> [TO BE DONE] Search the records for "this" and copy each line that holds it.

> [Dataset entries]
• • •
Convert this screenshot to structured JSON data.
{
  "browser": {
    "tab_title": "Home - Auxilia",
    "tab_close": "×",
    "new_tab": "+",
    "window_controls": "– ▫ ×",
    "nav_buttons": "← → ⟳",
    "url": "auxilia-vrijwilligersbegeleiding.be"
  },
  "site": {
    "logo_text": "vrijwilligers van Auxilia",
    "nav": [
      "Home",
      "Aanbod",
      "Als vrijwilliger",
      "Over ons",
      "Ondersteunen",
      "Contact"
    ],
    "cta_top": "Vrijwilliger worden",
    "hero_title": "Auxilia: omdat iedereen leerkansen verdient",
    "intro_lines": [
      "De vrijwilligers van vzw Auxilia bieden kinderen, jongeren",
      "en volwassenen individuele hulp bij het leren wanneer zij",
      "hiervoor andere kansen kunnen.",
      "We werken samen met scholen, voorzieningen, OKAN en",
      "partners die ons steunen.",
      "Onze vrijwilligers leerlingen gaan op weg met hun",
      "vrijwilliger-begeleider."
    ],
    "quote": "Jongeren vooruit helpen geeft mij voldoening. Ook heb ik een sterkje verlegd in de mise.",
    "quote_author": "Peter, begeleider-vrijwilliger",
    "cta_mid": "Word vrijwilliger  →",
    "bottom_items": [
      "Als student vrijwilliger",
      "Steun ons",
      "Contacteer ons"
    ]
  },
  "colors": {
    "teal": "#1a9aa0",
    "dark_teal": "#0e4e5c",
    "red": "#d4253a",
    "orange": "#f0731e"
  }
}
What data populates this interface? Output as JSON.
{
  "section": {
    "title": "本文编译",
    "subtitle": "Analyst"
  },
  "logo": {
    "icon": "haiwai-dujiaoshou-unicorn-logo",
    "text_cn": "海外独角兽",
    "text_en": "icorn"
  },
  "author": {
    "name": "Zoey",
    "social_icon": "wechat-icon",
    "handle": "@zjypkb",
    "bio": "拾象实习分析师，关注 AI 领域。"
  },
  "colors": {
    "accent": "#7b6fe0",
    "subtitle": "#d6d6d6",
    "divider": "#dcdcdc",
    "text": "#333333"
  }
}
• • •
> [RESULT]
Convert this screenshot to structured JSON data.
What data populates this interface? Output as JSON.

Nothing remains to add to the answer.